GIVEN INFORMATION:
------------------------------------

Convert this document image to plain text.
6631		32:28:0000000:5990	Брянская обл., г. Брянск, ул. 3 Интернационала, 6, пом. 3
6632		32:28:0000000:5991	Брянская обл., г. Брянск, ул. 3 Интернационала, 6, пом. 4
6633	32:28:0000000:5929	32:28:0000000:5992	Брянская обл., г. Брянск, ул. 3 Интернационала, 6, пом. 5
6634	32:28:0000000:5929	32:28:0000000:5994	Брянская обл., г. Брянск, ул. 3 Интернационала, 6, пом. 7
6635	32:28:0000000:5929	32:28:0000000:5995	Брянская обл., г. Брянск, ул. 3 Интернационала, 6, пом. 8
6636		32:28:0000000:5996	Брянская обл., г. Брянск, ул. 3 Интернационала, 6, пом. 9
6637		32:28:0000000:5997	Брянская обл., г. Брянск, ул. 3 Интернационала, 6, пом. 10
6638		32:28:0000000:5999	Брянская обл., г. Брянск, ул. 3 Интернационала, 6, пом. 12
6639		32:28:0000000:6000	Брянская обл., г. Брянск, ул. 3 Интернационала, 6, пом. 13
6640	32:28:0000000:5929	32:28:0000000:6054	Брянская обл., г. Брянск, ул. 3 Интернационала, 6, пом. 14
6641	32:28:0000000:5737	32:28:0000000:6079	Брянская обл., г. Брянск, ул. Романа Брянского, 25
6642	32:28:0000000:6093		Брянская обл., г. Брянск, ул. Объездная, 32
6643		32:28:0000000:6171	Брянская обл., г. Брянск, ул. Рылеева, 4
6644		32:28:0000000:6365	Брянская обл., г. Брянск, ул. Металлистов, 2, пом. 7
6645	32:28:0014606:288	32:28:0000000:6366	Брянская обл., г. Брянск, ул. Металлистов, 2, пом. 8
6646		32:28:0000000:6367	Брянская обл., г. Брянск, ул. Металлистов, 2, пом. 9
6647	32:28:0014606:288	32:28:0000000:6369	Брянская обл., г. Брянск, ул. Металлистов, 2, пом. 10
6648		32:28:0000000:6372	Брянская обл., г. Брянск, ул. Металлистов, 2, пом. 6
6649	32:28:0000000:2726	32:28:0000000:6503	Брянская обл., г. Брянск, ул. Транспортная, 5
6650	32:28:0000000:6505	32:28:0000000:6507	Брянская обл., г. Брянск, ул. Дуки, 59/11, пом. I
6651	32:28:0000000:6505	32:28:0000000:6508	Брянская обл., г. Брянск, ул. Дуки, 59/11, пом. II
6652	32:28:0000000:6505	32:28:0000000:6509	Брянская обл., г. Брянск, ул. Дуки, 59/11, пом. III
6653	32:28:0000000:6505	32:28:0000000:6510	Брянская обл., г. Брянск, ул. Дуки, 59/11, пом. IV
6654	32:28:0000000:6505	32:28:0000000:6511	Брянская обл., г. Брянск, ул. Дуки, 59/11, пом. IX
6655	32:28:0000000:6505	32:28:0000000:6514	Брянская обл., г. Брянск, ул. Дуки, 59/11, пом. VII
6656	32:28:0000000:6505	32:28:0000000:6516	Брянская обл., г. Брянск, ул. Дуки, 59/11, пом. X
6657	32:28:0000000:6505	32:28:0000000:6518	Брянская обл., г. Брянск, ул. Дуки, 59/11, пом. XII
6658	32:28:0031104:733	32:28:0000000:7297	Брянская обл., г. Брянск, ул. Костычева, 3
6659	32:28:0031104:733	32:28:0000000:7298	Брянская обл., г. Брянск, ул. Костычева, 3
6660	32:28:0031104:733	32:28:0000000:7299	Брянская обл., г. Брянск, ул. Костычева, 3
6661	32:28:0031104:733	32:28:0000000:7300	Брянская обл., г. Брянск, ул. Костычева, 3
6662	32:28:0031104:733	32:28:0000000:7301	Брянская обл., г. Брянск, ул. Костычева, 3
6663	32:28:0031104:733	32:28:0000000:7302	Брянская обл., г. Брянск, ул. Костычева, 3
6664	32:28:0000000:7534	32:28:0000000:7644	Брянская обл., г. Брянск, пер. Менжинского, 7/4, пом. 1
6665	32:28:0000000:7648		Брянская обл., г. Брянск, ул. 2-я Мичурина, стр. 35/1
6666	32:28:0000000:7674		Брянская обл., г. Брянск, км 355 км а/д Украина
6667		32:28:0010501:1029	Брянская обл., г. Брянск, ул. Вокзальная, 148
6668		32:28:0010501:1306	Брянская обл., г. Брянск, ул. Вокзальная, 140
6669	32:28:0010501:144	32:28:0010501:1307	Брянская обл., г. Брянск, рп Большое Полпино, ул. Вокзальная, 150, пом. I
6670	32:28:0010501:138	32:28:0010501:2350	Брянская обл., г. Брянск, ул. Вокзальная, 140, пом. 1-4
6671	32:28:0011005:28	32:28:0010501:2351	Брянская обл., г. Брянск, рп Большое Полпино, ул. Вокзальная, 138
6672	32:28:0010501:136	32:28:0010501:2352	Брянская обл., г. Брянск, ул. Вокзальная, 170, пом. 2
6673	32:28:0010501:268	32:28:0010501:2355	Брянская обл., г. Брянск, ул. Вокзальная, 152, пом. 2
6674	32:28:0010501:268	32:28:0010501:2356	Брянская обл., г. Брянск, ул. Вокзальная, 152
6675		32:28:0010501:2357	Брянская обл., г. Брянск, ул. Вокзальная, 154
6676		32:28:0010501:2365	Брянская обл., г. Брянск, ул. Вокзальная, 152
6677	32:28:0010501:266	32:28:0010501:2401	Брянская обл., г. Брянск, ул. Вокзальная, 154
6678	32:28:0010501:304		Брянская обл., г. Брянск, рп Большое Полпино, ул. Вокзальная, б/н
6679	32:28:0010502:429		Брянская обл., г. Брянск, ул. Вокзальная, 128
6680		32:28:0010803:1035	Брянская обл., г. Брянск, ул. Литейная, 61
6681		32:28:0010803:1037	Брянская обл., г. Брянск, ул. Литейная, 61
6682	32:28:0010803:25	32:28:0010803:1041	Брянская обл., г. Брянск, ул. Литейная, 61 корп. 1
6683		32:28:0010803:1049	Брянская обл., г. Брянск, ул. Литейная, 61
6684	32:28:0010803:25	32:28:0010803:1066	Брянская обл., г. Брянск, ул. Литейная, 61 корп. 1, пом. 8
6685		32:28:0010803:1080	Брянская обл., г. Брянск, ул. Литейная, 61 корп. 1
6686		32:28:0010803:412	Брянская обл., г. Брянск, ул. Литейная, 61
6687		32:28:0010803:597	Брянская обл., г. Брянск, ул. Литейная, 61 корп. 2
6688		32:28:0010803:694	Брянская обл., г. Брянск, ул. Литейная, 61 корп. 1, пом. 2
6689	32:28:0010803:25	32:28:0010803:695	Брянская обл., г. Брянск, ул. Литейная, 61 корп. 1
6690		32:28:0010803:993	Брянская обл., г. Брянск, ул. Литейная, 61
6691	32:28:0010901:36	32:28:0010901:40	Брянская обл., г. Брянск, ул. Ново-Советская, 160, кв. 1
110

------------------------------------

WHAT THE EXERCISE ASKS: Extract each line of the material exactly as it stands.

TASK SOLUTION:
Convert this document image to plain text.
6631		32:28:0000000:5990	Брянская обл., г. Брянск, ул. 3 Интернационала, 6, пом. 3
6632		32:28:0000000:5991	Брянская обл., г. Брянск, ул. 3 Интернационала, 6, пом. 4
6633	32:28:0000000:5929	32:28:0000000:5992	Брянская обл., г. Брянск, ул. 3 Интернационала, 6, пом. 5
6634	32:28:0000000:5929	32:28:0000000:5994	Брянская обл., г. Брянск, ул. 3 Интернационала, 6, пом. 7
6635	32:28:0000000:5929	32:28:0000000:5995	Брянская обл., г. Брянск, ул. 3 Интернационала, 6, пом. 8
6636		32:28:0000000:5996	Брянская обл., г. Брянск, ул. 3 Интернационала, 6, пом. 9
6637		32:28:0000000:5997	Брянская обл., г. Брянск, ул. 3 Интернационала, 6, пом. 10
6638		32:28:0000000:5999	Брянская обл., г. Брянск, ул. 3 Интернационала, 6, пом. 12
6639		32:28:0000000:6000	Брянская обл., г. Брянск, ул. 3 Интернационала, 6, пом. 13
6640	32:28:0000000:5929	32:28:0000000:6054	Брянская обл., г. Брянск, ул. 3 Интернационала, 6, пом. 14
6641	32:28:0000000:5737	32:28:0000000:6079	Брянская обл., г. Брянск, ул. Романа Брянского, 25
6642	32:28:0000000:6093		Брянская обл., г. Брянск, ул. Объездная, 32
6643		32:28:0000000:6171	Брянская обл., г. Брянск, ул. Рылеева, 4
6644		32:28:0000000:6365	Брянская обл., г. Брянск, ул. Металлистов, 2, пом. 7
6645	32:28:0014606:288	32:28:0000000:6366	Брянская обл., г. Брянск, ул. Металлистов, 2, пом. 8
6646		32:28:0000000:6367	Брянская обл., г. Брянск, ул. Металлистов, 2, пом. 9
6647	32:28:0014606:288	32:28:0000000:6369	Брянская обл., г. Брянск, ул. Металлистов, 2, пом. 10
6648		32:28:0000000:6372	Брянская обл., г. Брянск, ул. Металлистов, 2, пом. 6
6649	32:28:0000000:2726	32:28:0000000:6503	Брянская обл., г. Брянск, ул. Транспортная, 5
6650	32:28:0000000:6505	32:28:0000000:6507	Брянская обл., г. Брянск, ул. Дуки, 59/11, пом. I
6651	32:28:0000000:6505	32:28:0000000:6508	Брянская обл., г. Брянск, ул. Дуки, 59/11, пом. II
6652	32:28:0000000:6505	32:28:0000000:6509	Брянская обл., г. Брянск, ул. Дуки, 59/11, пом. III
6653	32:28:0000000:6505	32:28:0000000:6510	Брянская обл., г. Брянск, ул. Дуки, 59/11, пом. IV
6654	32:28:0000000:6505	32:28:0000000:6511	Брянская обл., г. Брянск, ул. Дуки, 59/11, пом. IX
6655	32:28:0000000:6505	32:28:0000000:6514	Брянская обл., г. Брянск, ул. Дуки, 59/11, пом. VII
6656	32:28:0000000:6505	32:28:0000000:6516	Брянская обл., г. Брянск, ул. Дуки, 59/11, пом. X
6657	32:28:0000000:6505	32:28:0000000:6518	Брянская обл., г. Брянск, ул. Дуки, 59/11, пом. XII
6658	32:28:0031104:733	32:28:0000000:7297	Брянская обл., г. Брянск, ул. Костычева, 3
6659	32:28:0031104:733	32:28:0000000:7298	Брянская обл., г. Брянск, ул. Костычева, 3
6660	32:28:0031104:733	32:28:0000000:7299	Брянская обл., г. Брянск, ул. Костычева, 3
6661	32:28:0031104:733	32:28:0000000:7300	Брянская обл., г. Брянск, ул. Костычева, 3
6662	32:28:0031104:733	32:28:0000000:7301	Брянская обл., г. Брянск, ул. Костычева, 3
6663	32:28:0031104:733	32:28:0000000:7302	Брянская обл., г. Брянск, ул. Костычева, 3
6664	32:28:0000000:7534	32:28:0000000:7644	Брянская обл., г. Брянск, пер. Менжинского, 7/4, пом. 1
6665	32:28:0000000:7648		Брянская обл., г. Брянск, ул. 2-я Мичурина, стр. 35/1
6666	32:28:0000000:7674		Брянская обл., г. Брянск, км 355 км а/д Украина
6667		32:28:0010501:1029	Брянская обл., г. Брянск, ул. Вокзальная, 148
6668		32:28:0010501:1306	Брянская обл., г. Брянск, ул. Вокзальная, 140
6669	32:28:0010501:144	32:28:0010501:1307	Брянская обл., г. Брянск, рп Большое Полпино, ул. Вокзальная, 150, пом. I
6670	32:28:0010501:138	32:28:0010501:2350	Брянская обл., г. Брянск, ул. Вокзальная, 140, пом. 1-4
6671	32:28:0011005:28	32:28:0010501:2351	Брянская обл., г. Брянск, рп Большое Полпино, ул. Вокзальная, 138
6672	32:28:0010501:136	32:28:0010501:2352	Брянская обл., г. Брянск, ул. Вокзальная, 170, пом. 2
6673	32:28:0010501:268	32:28:0010501:2355	Брянская обл., г. Брянск, ул. Вокзальная, 152, пом. 2
6674	32:28:0010501:268	32:28:0010501:2356	Брянская обл., г. Брянск, ул. Вокзальная, 152
6675		32:28:0010501:2357	Брянская обл., г. Брянск, ул. Вокзальная, 154
6676		32:28:0010501:2365	Брянская обл., г. Брянск, ул. Вокзальная, 152
6677	32:28:0010501:266	32:28:0010501:2401	Брянская обл., г. Брянск, ул. Вокзальная, 154
6678	32:28:0010501:304		Брянская обл., г. Брянск, рп Большое Полпино, ул. Вокзальная, б/н
6679	32:28:0010502:429		Брянская обл., г. Брянск, ул. Вокзальная, 128
6680		32:28:0010803:1035	Брянская обл., г. Брянск, ул. Литейная, 61
6681		32:28:0010803:1037	Брянская обл., г. Брянск, ул. Литейная, 61
6682	32:28:0010803:25	32:28:0010803:1041	Брянская обл., г. Брянск, ул. Литейная, 61 корп. 1
6683		32:28:0010803:1049	Брянская обл., г. Брянск, ул. Литейная, 61
6684	32:28:0010803:25	32:28:0010803:1066	Брянская обл., г. Брянск, ул. Литейная, 61 корп. 1, пом. 8
6685		32:28:0010803:1080	Брянская обл., г. Брянск, ул. Литейная, 61 корп. 1
6686		32:28:0010803:412	Брянская обл., г. Брянск, ул. Литейная, 61
6687		32:28:0010803:597	Брянская обл., г. Брянск, ул. Литейная, 61 корп. 2
6688		32:28:0010803:694	Брянская обл., г. Брянск, ул. Литейная, 61 корп. 1, пом. 2
6689	32:28:0010803:25	32:28:0010803:695	Брянская обл., г. Брянск, ул. Литейная, 61 корп. 1
6690		32:28:0010803:993	Брянская обл., г. Брянск, ул. Литейная, 61
6691	32:28:0010901:36	32:28:0010901:40	Брянская обл., г. Брянск, ул. Ново-Советская, 160, кв. 1
110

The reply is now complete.